-- WRITTEN INSTRUCTION --
Word for word, repeat the entries, minus the pictures.

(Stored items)
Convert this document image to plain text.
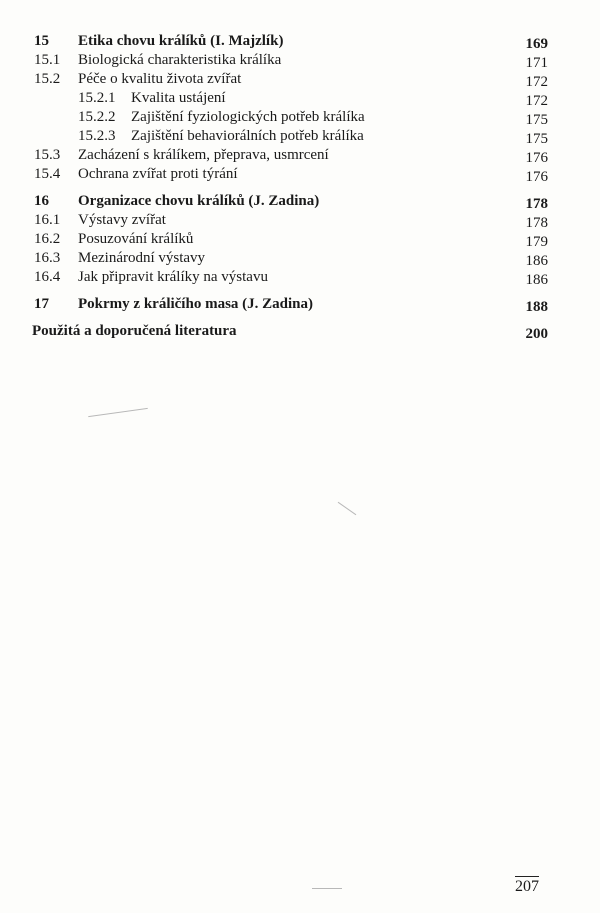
15 Etika chovu králíků (I. Majzlík)	169
15.1 Biologická charakteristika králíka	171
15.2 Péče o kvalitu života zvířat	172
15.2.1 Kvalita ustájení	172
15.2.2 Zajištění fyziologických potřeb králíka	175
15.2.3 Zajištění behaviorálních potřeb králíka	175
15.3 Zacházení s králíkem, přeprava, usmrcení	176
15.4 Ochrana zvířat proti týrání	176
16 Organizace chovu králíků (J. Zadina)	178
16.1 Výstavy zvířat	178
16.2 Posuzování králíků	179
16.3 Mezinárodní výstavy	186
16.4 Jak připravit králíky na výstavu	186
17 Pokrmy z králičího masa (J. Zadina)	188
Použitá a doporučená literatura	200
207
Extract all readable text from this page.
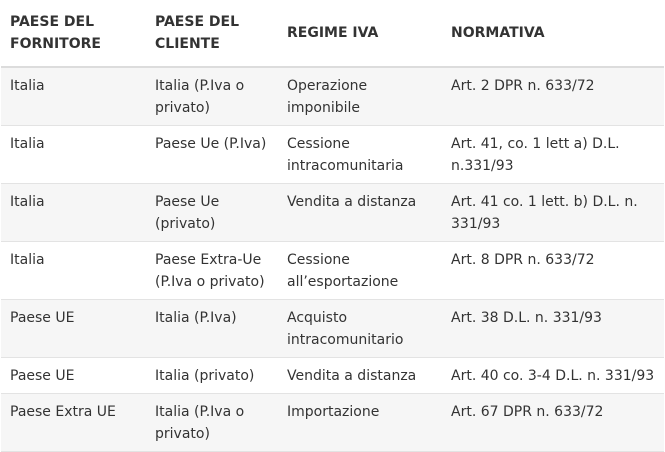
PAESE DEL FORNITORE	PAESE DEL CLIENTE	REGIME IVA	NORMATIVA
Italia	Italia (P.Iva o privato)	Operazione imponibile	Art. 2 DPR n. 633/72
Italia	Paese Ue (P.Iva)	Cessione intracomunitaria	Art. 41, co. 1 lett a) D.L. n.331/93
Italia	Paese Ue (privato)	Vendita a distanza	Art. 41 co. 1 lett. b) D.L. n. 331/93
Italia	Paese Extra-Ue (P.Iva o privato)	Cessione all’esportazione	Art. 8 DPR n. 633/72
Paese UE	Italia (P.Iva)	Acquisto intracomunitario	Art. 38 D.L. n. 331/93
Paese UE	Italia (privato)	Vendita a distanza	Art. 40 co. 3-4 D.L. n. 331/93
Paese Extra UE	Italia (P.Iva o privato)	Importazione	Art. 67 DPR n. 633/72
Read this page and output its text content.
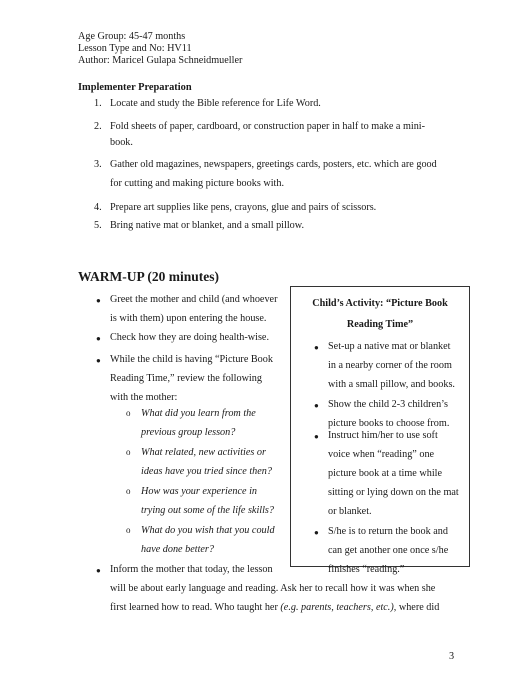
Age Group: 45-47 months
Lesson Type and No: HV11
Author: Maricel Gulapa Schneidmueller
Implementer Preparation
1. Locate and study the Bible reference for Life Word.
2. Fold sheets of paper, cardboard, or construction paper in half to make a mini-
book.
3. Gather old magazines, newspapers, greetings cards, posters, etc. which are good
for cutting and making picture books with.
4. Prepare art supplies like pens, crayons, glue and pairs of scissors.
5. Bring native mat or blanket, and a small pillow.
WARM-UP (20 minutes)
● Greet the mother and child (and whoever
is with them) upon entering the house.
● Check how they are doing health-wise.
● While the child is having “Picture Book
Reading Time,” review the following
with the mother:
o What did you learn from the
previous group lesson?
o What related, new activities or
ideas have you tried since then?
o How was your experience in
trying out some of the life skills?
o What do you wish that you could
have done better?
● Inform the mother that today, the lesson
will be about early language and reading. Ask her to recall how it was when she
first learned how to read. Who taught her (e.g. parents, teachers, etc.), where did
Child’s Activity: “Picture Book
Reading Time”
● Set-up a native mat or blanket
in a nearby corner of the room
with a small pillow, and books.
● Show the child 2-3 children’s
picture books to choose from.
● Instruct him/her to use soft
voice when “reading” one
picture book at a time while
sitting or lying down on the mat
or blanket.
● S/he is to return the book and
can get another one once s/he
finishes “reading.”
3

-- ANSWER FOR THIS EXERCISE --
Convert this document image to plain text.
15 Etika chovu králíků (I. Majzlík)	169
15.1 Biologická charakteristika králíka	171
15.2 Péče o kvalitu života zvířat	172
15.2.1 Kvalita ustájení	172
15.2.2 Zajištění fyziologických potřeb králíka	175
15.2.3 Zajištění behaviorálních potřeb králíka	175
15.3 Zacházení s králíkem, přeprava, usmrcení	176
15.4 Ochrana zvířat proti týrání	176
16 Organizace chovu králíků (J. Zadina)	178
16.1 Výstavy zvířat	178
16.2 Posuzování králíků	179
16.3 Mezinárodní výstavy	186
16.4 Jak připravit králíky na výstavu	186
17 Pokrmy z králičího masa (J. Zadina)	188
Použitá a doporučená literatura	200
207
Extract all readable text from this page.
PAESE DEL FORNITORE	PAESE DEL CLIENTE	REGIME IVA	NORMATIVA
Italia	Italia (P.Iva o privato)	Operazione imponibile	Art. 2 DPR n. 633/72
Italia	Paese Ue (P.Iva)	Cessione intracomunitaria	Art. 41, co. 1 lett a) D.L. n.331/93
Italia	Paese Ue (privato)	Vendita a distanza	Art. 41 co. 1 lett. b) D.L. n. 331/93
Italia	Paese Extra-Ue (P.Iva o privato)	Cessione all’esportazione	Art. 8 DPR n. 633/72
Paese UE	Italia (P.Iva)	Acquisto intracomunitario	Art. 38 D.L. n. 331/93
Paese UE	Italia (privato)	Vendita a distanza	Art. 40 co. 3-4 D.L. n. 331/93
Paese Extra UE	Italia (P.Iva o privato)	Importazione	Art. 67 DPR n. 633/72
Read this page and output its text content.
Age Group: 45-47 months
Lesson Type and No: HV11
Author: Maricel Gulapa Schneidmueller
Implementer Preparation
1. Locate and study the Bible reference for Life Word.
2. Fold sheets of paper, cardboard, or construction paper in half to make a mini-
book.
3. Gather old magazines, newspapers, greetings cards, posters, etc. which are good
for cutting and making picture books with.
4. Prepare art supplies like pens, crayons, glue and pairs of scissors.
5. Bring native mat or blanket, and a small pillow.
WARM-UP (20 minutes)
● Greet the mother and child (and whoever
is with them) upon entering the house.
● Check how they are doing health-wise.
● While the child is having “Picture Book
Reading Time,” review the following
with the mother:
o What did you learn from the
previous group lesson?
o What related, new activities or
ideas have you tried since then?
o How was your experience in
trying out some of the life skills?
o What do you wish that you could
have done better?
● Inform the mother that today, the lesson
will be about early language and reading. Ask her to recall how it was when she
first learned how to read. Who taught her (e.g. parents, teachers, etc.), where did
Child’s Activity: “Picture Book
Reading Time”
● Set-up a native mat or blanket
in a nearby corner of the room
with a small pillow, and books.
● Show the child 2-3 children’s
picture books to choose from.
● Instruct him/her to use soft
voice when “reading” one
picture book at a time while
sitting or lying down on the mat
or blanket.
● S/he is to return the book and
can get another one once s/he
finishes “reading.”
3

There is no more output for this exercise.